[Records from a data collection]
-- Begin --

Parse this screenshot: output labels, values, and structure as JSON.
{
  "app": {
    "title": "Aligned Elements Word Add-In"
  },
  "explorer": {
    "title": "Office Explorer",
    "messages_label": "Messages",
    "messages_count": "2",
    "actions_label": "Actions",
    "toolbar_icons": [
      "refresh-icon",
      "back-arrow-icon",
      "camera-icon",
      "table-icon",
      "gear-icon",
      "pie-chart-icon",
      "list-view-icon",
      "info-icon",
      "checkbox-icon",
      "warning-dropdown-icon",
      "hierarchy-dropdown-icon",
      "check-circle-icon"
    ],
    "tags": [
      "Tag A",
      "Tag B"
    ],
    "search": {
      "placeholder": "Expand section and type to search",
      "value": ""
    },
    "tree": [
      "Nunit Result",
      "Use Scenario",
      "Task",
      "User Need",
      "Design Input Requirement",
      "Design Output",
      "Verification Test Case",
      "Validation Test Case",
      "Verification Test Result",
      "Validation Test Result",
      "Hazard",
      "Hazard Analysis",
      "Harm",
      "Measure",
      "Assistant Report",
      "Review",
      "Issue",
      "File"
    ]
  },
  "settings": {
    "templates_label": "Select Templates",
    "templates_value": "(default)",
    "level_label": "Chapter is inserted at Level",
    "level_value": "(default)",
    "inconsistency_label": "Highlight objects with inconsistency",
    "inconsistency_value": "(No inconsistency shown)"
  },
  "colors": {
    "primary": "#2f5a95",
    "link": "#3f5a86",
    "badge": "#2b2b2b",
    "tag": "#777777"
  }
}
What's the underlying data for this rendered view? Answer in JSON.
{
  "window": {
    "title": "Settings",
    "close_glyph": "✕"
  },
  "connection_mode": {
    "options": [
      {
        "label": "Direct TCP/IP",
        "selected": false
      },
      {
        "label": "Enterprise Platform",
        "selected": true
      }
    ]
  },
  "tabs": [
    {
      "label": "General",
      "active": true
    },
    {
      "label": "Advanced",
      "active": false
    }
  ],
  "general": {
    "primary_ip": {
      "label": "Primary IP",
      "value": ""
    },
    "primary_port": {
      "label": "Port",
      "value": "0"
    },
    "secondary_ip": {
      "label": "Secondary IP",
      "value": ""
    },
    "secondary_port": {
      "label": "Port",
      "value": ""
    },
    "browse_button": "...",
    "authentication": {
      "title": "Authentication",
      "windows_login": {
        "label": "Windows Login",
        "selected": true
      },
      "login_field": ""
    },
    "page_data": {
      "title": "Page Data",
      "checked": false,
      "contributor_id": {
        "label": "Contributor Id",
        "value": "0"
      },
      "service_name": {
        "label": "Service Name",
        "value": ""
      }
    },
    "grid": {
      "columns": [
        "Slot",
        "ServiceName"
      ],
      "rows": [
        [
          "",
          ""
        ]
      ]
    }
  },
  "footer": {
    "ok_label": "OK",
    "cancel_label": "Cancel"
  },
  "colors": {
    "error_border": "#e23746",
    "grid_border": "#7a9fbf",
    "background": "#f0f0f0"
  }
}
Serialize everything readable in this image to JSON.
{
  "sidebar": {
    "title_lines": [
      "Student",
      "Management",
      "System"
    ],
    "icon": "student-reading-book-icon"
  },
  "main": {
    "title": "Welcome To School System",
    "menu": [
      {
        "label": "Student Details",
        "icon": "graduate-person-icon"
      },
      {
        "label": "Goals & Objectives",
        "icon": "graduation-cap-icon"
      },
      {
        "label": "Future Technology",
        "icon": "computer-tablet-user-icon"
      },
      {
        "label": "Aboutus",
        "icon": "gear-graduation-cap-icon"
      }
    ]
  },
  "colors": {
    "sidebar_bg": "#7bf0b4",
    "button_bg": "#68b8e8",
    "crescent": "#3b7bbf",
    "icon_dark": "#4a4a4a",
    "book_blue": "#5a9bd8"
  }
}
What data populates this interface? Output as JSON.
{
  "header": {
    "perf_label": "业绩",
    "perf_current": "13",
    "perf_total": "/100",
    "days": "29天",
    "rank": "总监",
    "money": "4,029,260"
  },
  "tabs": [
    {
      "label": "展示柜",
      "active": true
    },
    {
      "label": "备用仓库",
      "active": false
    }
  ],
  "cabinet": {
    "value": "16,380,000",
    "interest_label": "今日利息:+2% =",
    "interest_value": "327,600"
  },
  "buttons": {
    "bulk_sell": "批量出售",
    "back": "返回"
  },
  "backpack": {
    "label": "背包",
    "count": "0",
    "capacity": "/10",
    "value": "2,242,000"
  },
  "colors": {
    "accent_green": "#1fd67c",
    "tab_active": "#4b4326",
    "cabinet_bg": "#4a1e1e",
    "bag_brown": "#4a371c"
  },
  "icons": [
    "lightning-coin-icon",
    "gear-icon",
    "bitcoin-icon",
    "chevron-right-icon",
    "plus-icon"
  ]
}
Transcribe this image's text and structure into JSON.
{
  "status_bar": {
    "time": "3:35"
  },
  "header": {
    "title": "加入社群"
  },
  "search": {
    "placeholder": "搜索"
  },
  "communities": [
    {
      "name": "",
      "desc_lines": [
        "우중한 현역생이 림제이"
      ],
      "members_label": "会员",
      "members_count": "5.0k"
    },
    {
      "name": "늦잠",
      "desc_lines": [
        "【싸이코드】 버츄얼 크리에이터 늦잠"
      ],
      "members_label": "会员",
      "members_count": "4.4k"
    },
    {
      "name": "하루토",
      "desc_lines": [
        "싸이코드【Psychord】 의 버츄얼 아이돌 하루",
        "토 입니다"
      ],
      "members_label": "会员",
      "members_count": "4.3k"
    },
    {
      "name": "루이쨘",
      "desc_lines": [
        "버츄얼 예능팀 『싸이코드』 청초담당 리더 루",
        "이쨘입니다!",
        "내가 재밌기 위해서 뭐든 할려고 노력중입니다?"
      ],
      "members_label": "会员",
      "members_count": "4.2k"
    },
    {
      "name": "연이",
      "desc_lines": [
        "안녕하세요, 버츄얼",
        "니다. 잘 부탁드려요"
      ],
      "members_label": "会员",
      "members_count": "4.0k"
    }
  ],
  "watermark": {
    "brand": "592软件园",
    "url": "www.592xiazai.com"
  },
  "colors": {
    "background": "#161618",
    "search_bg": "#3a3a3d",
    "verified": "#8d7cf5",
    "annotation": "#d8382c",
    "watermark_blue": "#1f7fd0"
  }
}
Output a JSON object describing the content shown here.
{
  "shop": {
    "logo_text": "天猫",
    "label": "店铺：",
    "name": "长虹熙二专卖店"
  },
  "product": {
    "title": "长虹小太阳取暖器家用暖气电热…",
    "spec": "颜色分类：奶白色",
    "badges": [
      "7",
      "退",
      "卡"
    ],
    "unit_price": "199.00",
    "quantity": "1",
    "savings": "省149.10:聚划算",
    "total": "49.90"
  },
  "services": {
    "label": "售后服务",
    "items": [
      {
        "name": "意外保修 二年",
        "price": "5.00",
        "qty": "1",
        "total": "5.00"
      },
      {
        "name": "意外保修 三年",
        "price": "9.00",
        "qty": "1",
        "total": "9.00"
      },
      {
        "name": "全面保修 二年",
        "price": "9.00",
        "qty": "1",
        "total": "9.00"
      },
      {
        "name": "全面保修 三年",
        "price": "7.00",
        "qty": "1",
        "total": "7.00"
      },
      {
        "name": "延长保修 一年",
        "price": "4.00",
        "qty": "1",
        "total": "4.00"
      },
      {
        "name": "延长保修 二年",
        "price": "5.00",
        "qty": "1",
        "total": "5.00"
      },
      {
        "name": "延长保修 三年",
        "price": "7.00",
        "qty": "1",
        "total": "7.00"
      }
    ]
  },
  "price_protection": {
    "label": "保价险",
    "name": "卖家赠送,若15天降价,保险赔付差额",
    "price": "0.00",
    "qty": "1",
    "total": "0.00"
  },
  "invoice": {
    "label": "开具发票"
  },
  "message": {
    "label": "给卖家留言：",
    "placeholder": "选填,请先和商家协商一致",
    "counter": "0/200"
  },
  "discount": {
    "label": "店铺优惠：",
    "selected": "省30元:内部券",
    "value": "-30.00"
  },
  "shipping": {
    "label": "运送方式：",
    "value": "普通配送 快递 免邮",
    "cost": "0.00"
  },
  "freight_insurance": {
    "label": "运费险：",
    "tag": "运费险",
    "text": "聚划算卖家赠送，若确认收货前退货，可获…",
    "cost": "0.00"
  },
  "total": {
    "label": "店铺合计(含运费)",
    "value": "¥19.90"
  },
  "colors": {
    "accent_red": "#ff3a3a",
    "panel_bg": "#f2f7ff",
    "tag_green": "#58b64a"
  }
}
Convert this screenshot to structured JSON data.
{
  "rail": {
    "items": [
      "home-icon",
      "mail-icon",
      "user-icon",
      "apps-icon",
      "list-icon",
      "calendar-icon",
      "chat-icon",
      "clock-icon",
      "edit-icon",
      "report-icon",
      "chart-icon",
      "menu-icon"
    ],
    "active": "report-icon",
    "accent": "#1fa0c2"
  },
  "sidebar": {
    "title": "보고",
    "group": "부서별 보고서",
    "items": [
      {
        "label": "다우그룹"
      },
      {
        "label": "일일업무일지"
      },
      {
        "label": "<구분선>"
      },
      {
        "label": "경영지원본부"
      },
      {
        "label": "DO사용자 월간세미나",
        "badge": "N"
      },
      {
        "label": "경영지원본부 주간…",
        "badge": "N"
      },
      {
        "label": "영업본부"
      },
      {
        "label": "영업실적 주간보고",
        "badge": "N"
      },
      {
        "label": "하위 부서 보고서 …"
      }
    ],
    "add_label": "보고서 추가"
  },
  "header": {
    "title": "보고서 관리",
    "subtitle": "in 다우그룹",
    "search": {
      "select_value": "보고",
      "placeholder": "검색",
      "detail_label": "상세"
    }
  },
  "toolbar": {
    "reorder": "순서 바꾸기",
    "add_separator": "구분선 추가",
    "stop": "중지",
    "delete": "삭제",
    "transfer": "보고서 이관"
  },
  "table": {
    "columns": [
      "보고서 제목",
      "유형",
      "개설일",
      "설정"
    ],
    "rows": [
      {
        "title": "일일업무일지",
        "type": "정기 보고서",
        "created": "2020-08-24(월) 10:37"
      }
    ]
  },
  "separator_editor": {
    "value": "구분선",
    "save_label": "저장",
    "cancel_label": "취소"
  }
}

-- End --

* **DIRECTIONS**
Of the lines in the listing, how many hold the word "false"? Nothing but the number is needed.

* **FINISHED TASK**
4